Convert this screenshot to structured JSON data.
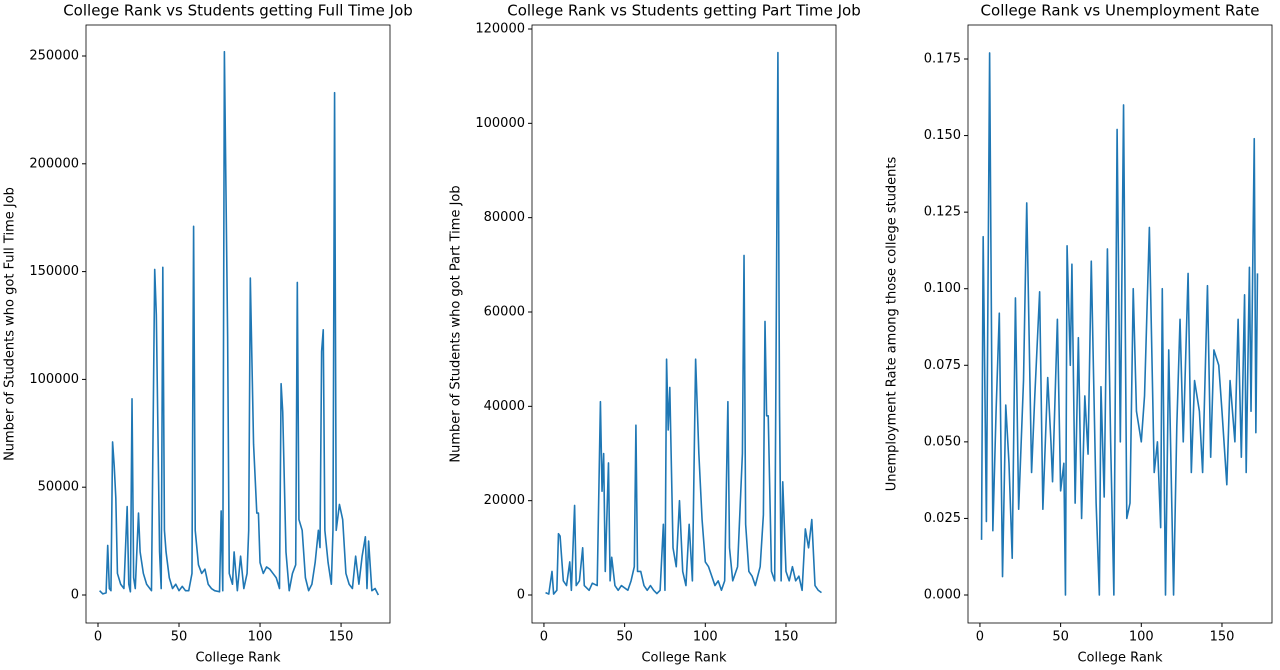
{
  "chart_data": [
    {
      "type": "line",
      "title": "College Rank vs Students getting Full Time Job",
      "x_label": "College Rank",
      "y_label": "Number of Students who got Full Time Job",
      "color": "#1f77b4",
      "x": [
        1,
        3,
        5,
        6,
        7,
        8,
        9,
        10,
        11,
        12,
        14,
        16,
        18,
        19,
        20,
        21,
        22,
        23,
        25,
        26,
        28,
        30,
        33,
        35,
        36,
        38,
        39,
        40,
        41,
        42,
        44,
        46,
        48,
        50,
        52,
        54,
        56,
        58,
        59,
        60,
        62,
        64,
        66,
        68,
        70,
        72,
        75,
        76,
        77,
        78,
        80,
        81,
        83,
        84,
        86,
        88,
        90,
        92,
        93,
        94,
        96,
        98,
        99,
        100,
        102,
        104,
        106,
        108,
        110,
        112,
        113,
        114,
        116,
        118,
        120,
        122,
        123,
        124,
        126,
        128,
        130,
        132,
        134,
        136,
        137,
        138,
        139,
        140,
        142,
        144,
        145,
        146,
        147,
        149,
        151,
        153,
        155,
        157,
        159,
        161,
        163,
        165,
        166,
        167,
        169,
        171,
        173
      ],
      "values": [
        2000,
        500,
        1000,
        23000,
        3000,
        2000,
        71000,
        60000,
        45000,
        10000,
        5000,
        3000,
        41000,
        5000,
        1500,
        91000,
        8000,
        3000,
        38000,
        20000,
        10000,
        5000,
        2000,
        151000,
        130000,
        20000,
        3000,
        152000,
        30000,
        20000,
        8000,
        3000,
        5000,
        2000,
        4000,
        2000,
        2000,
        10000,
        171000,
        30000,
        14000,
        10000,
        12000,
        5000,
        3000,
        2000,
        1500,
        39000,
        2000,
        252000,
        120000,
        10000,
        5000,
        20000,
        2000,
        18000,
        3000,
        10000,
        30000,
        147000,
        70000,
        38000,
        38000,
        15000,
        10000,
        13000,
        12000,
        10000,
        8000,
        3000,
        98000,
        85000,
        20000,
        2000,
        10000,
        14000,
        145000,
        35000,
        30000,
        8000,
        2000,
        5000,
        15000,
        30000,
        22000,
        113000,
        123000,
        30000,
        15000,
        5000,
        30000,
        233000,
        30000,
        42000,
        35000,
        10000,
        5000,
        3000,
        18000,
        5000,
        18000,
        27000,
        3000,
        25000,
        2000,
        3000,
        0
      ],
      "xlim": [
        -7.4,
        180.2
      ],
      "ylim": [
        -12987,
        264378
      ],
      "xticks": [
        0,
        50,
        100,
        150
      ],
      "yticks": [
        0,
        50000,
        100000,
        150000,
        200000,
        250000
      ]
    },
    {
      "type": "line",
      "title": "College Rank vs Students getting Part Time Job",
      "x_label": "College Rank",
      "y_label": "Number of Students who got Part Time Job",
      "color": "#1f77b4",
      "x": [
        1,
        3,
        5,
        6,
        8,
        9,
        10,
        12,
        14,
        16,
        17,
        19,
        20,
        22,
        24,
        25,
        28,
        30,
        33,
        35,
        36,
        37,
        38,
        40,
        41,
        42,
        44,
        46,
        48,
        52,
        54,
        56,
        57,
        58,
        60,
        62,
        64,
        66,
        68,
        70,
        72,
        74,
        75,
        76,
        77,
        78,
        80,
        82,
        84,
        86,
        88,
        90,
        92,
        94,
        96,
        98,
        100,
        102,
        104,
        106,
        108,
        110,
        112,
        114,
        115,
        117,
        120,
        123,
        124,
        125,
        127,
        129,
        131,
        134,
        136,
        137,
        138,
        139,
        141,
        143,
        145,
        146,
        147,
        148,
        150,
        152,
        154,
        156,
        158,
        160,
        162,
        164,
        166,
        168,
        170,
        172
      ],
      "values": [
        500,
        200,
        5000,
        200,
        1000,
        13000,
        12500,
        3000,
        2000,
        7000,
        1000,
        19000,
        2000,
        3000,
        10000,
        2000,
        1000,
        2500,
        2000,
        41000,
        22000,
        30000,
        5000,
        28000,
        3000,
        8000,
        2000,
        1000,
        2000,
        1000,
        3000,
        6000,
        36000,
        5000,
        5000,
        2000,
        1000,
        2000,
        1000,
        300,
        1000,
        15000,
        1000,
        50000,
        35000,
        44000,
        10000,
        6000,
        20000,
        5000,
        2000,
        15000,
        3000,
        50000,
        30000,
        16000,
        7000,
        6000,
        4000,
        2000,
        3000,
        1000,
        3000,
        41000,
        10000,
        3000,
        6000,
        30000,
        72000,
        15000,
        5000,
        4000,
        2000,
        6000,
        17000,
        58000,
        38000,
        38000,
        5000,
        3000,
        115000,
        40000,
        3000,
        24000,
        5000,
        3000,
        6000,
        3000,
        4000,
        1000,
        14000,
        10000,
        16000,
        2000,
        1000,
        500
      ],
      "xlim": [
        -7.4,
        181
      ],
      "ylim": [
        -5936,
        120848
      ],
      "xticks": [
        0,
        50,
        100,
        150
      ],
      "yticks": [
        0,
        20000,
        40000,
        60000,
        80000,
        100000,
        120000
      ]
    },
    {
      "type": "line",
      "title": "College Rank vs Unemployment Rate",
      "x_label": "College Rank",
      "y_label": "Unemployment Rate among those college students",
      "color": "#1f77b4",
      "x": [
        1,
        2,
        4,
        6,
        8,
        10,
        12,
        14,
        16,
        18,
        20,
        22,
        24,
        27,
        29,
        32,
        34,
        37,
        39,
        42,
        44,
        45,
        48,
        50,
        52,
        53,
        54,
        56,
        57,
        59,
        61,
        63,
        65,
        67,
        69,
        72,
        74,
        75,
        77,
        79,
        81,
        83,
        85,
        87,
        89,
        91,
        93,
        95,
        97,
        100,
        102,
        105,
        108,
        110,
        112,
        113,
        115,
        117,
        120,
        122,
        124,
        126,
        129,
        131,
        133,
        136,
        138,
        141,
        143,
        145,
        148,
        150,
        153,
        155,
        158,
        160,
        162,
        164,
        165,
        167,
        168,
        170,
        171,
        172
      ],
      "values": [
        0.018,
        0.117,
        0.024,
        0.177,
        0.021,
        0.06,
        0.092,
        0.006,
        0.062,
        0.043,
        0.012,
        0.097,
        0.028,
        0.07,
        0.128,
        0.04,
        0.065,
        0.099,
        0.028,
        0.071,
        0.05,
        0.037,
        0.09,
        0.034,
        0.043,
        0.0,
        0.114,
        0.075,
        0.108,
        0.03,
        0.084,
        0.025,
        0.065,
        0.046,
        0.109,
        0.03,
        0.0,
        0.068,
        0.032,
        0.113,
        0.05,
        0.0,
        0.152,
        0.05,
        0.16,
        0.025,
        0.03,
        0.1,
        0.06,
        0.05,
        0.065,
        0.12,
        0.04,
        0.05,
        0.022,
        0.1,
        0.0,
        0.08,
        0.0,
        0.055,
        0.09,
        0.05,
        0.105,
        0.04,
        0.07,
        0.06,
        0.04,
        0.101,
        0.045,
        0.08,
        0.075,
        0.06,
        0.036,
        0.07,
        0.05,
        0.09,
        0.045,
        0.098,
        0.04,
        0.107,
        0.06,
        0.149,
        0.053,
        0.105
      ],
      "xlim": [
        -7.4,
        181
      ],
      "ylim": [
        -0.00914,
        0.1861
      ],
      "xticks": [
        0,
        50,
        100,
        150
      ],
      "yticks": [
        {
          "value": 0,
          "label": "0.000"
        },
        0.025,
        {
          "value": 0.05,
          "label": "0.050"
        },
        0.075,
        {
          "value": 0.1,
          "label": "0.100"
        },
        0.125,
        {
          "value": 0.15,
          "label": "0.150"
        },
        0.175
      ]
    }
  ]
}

---

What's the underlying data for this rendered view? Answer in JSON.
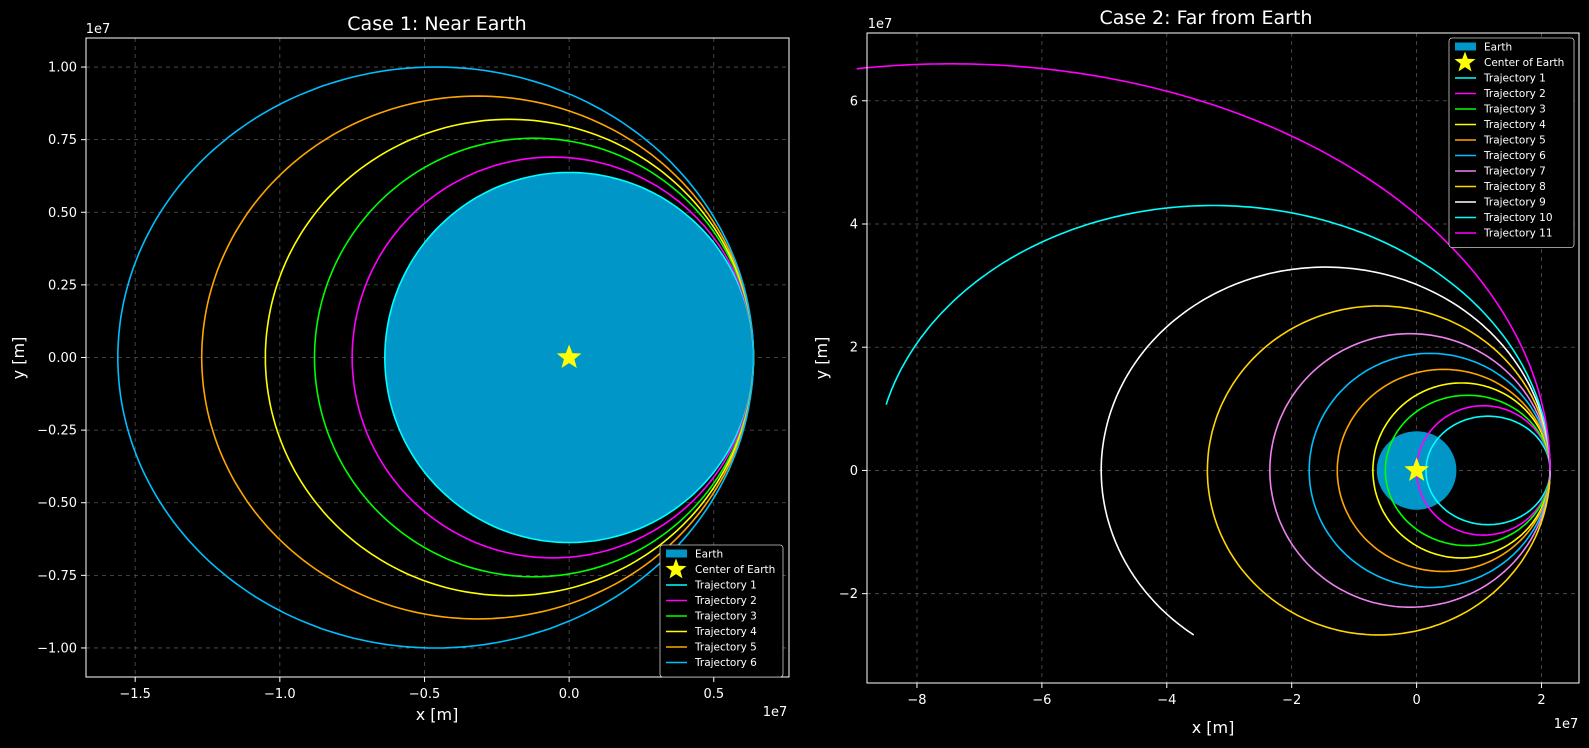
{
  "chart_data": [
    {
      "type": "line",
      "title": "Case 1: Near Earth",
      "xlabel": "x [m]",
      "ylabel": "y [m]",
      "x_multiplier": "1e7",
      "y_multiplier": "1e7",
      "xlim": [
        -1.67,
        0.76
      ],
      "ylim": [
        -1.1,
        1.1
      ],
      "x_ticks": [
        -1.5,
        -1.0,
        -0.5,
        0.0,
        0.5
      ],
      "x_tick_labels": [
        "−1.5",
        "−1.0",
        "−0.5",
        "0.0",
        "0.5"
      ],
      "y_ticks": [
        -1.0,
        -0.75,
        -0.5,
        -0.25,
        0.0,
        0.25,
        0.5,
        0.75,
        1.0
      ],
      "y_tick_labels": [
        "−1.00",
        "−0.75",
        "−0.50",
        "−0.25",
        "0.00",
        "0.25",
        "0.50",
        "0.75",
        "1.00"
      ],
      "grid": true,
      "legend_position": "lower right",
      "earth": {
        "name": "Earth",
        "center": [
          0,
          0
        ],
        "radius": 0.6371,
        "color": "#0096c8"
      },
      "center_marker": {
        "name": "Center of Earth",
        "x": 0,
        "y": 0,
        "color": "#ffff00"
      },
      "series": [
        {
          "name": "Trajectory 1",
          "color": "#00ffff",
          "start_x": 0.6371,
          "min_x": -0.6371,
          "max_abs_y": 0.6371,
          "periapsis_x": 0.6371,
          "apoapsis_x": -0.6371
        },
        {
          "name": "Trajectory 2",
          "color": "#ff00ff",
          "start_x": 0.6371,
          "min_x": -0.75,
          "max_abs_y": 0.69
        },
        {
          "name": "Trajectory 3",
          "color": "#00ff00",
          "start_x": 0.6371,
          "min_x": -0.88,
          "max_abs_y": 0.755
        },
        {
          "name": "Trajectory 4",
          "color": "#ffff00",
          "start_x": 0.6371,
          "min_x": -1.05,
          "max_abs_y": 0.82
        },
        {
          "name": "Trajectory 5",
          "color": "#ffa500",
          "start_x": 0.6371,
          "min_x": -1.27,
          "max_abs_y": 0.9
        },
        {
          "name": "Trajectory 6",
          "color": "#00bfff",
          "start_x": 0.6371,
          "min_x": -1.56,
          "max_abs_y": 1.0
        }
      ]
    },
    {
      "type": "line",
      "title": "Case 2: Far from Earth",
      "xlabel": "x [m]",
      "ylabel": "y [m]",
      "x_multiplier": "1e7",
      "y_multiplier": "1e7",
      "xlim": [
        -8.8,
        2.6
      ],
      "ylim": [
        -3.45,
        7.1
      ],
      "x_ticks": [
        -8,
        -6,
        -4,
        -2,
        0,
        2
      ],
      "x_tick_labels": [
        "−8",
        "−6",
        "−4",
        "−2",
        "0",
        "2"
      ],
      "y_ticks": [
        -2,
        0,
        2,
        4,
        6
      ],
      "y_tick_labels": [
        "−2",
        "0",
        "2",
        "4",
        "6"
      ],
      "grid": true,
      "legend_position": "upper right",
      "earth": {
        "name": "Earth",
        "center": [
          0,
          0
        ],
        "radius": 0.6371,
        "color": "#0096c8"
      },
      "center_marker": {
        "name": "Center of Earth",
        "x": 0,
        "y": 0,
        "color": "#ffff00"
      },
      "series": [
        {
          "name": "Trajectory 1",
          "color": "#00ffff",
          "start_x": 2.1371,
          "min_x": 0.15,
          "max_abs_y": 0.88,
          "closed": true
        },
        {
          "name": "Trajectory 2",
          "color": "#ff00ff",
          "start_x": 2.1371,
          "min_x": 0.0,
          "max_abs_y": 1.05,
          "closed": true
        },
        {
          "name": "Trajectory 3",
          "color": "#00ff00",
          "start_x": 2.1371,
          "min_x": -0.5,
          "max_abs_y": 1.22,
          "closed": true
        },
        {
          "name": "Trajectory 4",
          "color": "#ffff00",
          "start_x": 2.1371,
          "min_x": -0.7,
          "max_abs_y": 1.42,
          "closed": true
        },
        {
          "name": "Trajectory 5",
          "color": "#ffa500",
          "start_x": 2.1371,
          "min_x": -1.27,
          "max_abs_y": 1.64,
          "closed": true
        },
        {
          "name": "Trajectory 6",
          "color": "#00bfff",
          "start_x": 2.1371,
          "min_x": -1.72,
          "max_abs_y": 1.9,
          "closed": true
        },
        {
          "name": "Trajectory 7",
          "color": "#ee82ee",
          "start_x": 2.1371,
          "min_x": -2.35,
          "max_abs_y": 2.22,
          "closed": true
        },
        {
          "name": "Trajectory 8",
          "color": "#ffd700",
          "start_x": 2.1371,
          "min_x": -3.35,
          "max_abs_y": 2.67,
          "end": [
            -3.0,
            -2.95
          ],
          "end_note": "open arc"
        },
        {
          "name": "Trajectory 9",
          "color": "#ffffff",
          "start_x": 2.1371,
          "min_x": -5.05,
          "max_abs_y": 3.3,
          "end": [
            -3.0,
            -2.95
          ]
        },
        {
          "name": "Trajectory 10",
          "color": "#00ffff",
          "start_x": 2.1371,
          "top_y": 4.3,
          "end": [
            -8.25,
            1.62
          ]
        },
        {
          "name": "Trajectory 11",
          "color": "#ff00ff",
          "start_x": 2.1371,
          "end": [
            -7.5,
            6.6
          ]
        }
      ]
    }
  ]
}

--

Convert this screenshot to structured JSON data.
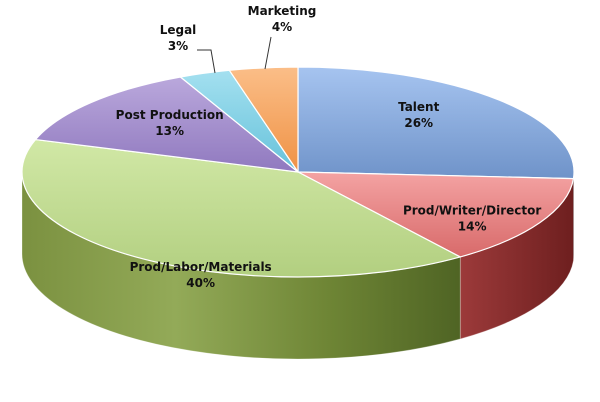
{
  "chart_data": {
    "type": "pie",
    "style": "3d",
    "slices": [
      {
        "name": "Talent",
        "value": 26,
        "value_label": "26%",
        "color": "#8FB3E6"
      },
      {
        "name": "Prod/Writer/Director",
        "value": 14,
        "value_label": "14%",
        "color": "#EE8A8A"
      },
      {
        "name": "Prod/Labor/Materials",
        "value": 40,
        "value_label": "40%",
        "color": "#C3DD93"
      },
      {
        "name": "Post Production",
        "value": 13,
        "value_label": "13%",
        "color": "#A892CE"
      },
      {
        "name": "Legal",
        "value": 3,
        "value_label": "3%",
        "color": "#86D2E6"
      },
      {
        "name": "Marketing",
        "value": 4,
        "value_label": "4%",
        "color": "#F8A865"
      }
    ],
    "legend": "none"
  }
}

Prompt
Return all lines with the word "Time" in them.

Final result
      "title": "College Rank vs Students getting Full Time Job",
      "y_label": "Number of Students who got Full Time Job",
      "title": "College Rank vs Students getting Part Time Job",
      "y_label": "Number of Students who got Part Time Job",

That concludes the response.